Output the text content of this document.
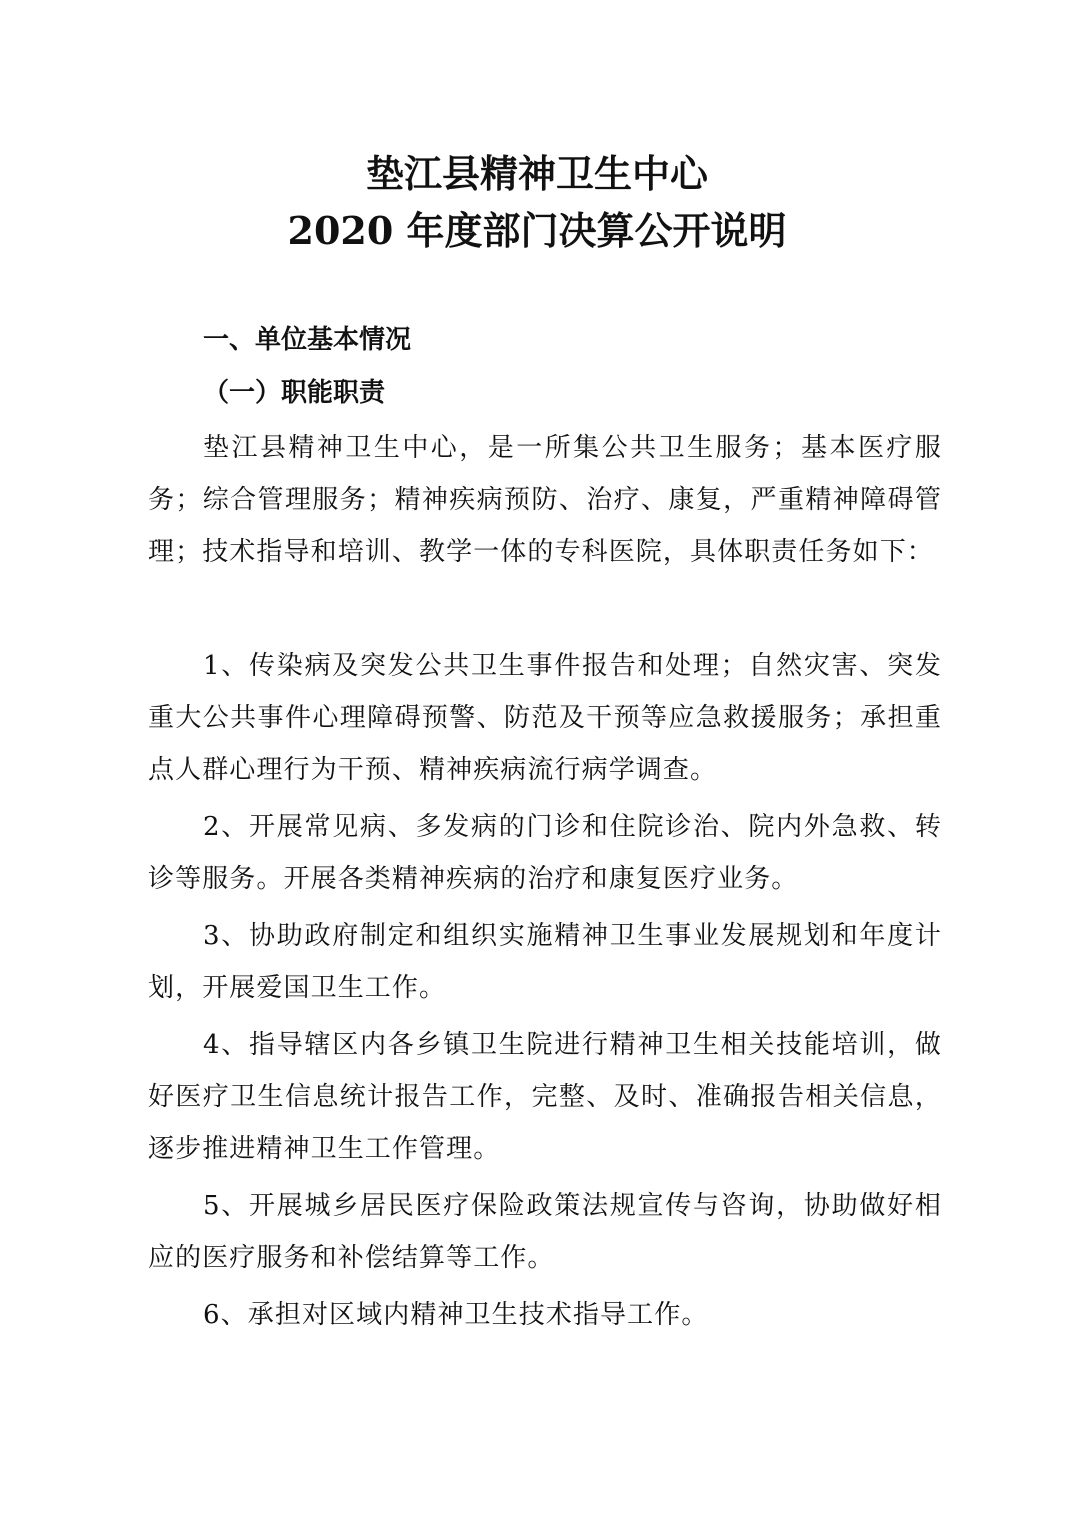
垫江县精神卫生中心
2020 年度部门决算公开说明
一、单位基本情况
（一）职能职责

垫江县精神卫生中心，是一所集公共卫生服务；基本医疗服务；综合管理服务；精神疾病预防、治疗、康复，严重精神障碍管理；技术指导和培训、教学一体的专科医院，具体职责任务如下：

1、传染病及突发公共卫生事件报告和处理；自然灾害、突发重大公共事件心理障碍预警、防范及干预等应急救援服务；承担重点人群心理行为干预、精神疾病流行病学调查。

2、开展常见病、多发病的门诊和住院诊治、院内外急救、转诊等服务。开展各类精神疾病的治疗和康复医疗业务。

3、协助政府制定和组织实施精神卫生事业发展规划和年度计划，开展爱国卫生工作。

4、指导辖区内各乡镇卫生院进行精神卫生相关技能培训，做好医疗卫生信息统计报告工作，完整、及时、准确报告相关信息，逐步推进精神卫生工作管理。

5、开展城乡居民医疗保险政策法规宣传与咨询，协助做好相应的医疗服务和补偿结算等工作。

6、承担对区域内精神卫生技术指导工作。
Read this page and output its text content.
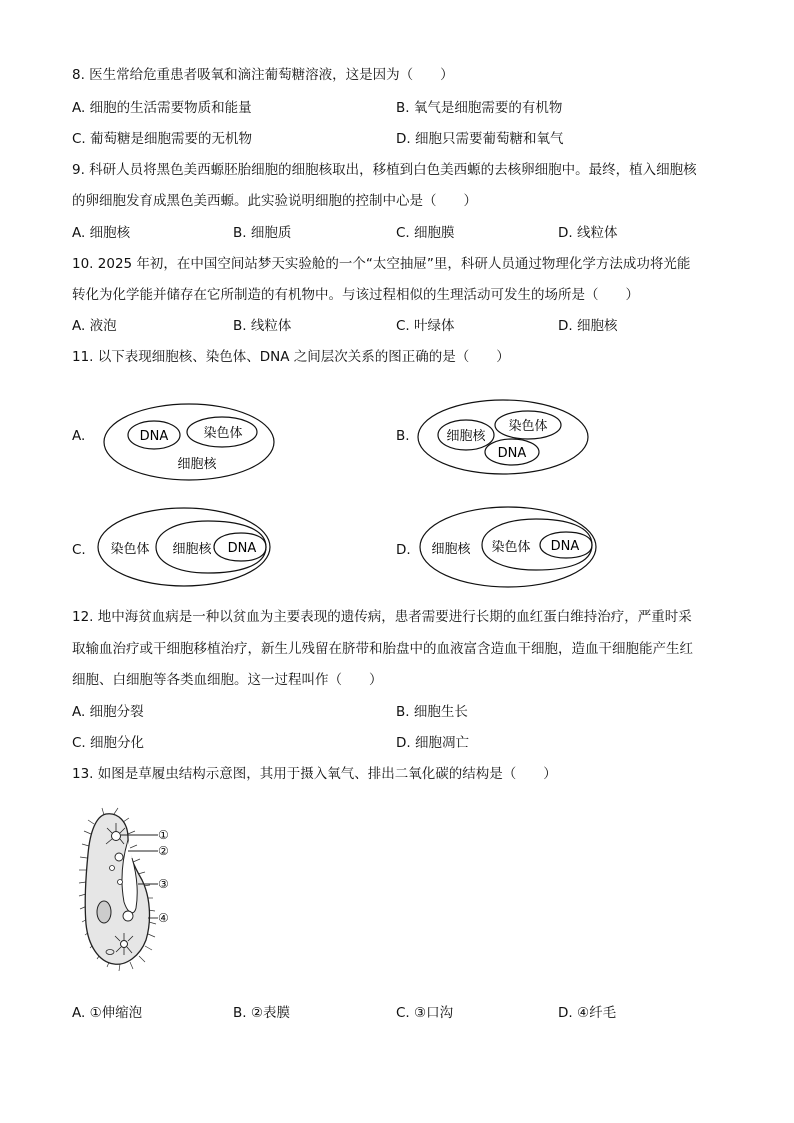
8. 医生常给危重患者吸氧和滴注葡萄糖溶液，这是因为（　　）
A. 细胞的生活需要物质和能量	B. 氧气是细胞需要的有机物
C. 葡萄糖是细胞需要的无机物	D. 细胞只需要葡萄糖和氧气
9. 科研人员将黑色美西螈胚胎细胞的细胞核取出，移植到白色美西螈的去核卵细胞中。最终，植入细胞核
的卵细胞发育成黑色美西螈。此实验说明细胞的控制中心是（　　）
A. 细胞核	B. 细胞质	C. 细胞膜	D. 线粒体
10. 2025 年初，在中国空间站梦天实验舱的一个“太空抽屉”里，科研人员通过物理化学方法成功将光能
转化为化学能并储存在它所制造的有机物中。与该过程相似的生理活动可发生的场所是（　　）
A. 液泡	B. 线粒体	C. 叶绿体	D. 细胞核
11. 以下表现细胞核、染色体、DNA 之间层次关系的图正确的是（　　）
A.	DNA	染色体
细胞核
B.	细胞核
染色体
DNA
C. 染色体 细胞核 DNA	D. 细胞核 染色体 DNA
12. 地中海贫血病是一种以贫血为主要表现的遗传病，患者需要进行长期的血红蛋白维持治疗，严重时采
取输血治疗或干细胞移植治疗，新生儿残留在脐带和胎盘中的血液富含造血干细胞，造血干细胞能产生红
细胞、白细胞等各类血细胞。这一过程叫作（　　）
A. 细胞分裂	B. 细胞生长
C. 细胞分化	D. 细胞凋亡
13. 如图是草履虫结构示意图，其用于摄入氧气、排出二氧化碳的结构是（　　）
①
②
③
④
A. ①伸缩泡	B. ②表膜	C. ③口沟	D. ④纤毛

## What you need to do:
Give every record back exactly as it reads, with no images.

## Exercise result:
Output the text content of this document.
垫江县精神卫生中心
2020 年度部门决算公开说明
一、单位基本情况
（一）职能职责

垫江县精神卫生中心，是一所集公共卫生服务；基本医疗服务；综合管理服务；精神疾病预防、治疗、康复，严重精神障碍管理；技术指导和培训、教学一体的专科医院，具体职责任务如下：

1、传染病及突发公共卫生事件报告和处理；自然灾害、突发重大公共事件心理障碍预警、防范及干预等应急救援服务；承担重点人群心理行为干预、精神疾病流行病学调查。

2、开展常见病、多发病的门诊和住院诊治、院内外急救、转诊等服务。开展各类精神疾病的治疗和康复医疗业务。

3、协助政府制定和组织实施精神卫生事业发展规划和年度计划，开展爱国卫生工作。

4、指导辖区内各乡镇卫生院进行精神卫生相关技能培训，做好医疗卫生信息统计报告工作，完整、及时、准确报告相关信息，逐步推进精神卫生工作管理。

5、开展城乡居民医疗保险政策法规宣传与咨询，协助做好相应的医疗服务和补偿结算等工作。

6、承担对区域内精神卫生技术指导工作。
Read this page and output its text content.
8. 医生常给危重患者吸氧和滴注葡萄糖溶液，这是因为（　　）
A. 细胞的生活需要物质和能量	B. 氧气是细胞需要的有机物
C. 葡萄糖是细胞需要的无机物	D. 细胞只需要葡萄糖和氧气
9. 科研人员将黑色美西螈胚胎细胞的细胞核取出，移植到白色美西螈的去核卵细胞中。最终，植入细胞核
的卵细胞发育成黑色美西螈。此实验说明细胞的控制中心是（　　）
A. 细胞核	B. 细胞质	C. 细胞膜	D. 线粒体
10. 2025 年初，在中国空间站梦天实验舱的一个“太空抽屉”里，科研人员通过物理化学方法成功将光能
转化为化学能并储存在它所制造的有机物中。与该过程相似的生理活动可发生的场所是（　　）
A. 液泡	B. 线粒体	C. 叶绿体	D. 细胞核
11. 以下表现细胞核、染色体、DNA 之间层次关系的图正确的是（　　）
A.	DNA	染色体
细胞核
B.	细胞核
染色体
DNA
C. 染色体 细胞核 DNA	D. 细胞核 染色体 DNA
12. 地中海贫血病是一种以贫血为主要表现的遗传病，患者需要进行长期的血红蛋白维持治疗，严重时采
取输血治疗或干细胞移植治疗，新生儿残留在脐带和胎盘中的血液富含造血干细胞，造血干细胞能产生红
细胞、白细胞等各类血细胞。这一过程叫作（　　）
A. 细胞分裂	B. 细胞生长
C. 细胞分化	D. 细胞凋亡
13. 如图是草履虫结构示意图，其用于摄入氧气、排出二氧化碳的结构是（　　）
①
②
③
④
A. ①伸缩泡	B. ②表膜	C. ③口沟	D. ④纤毛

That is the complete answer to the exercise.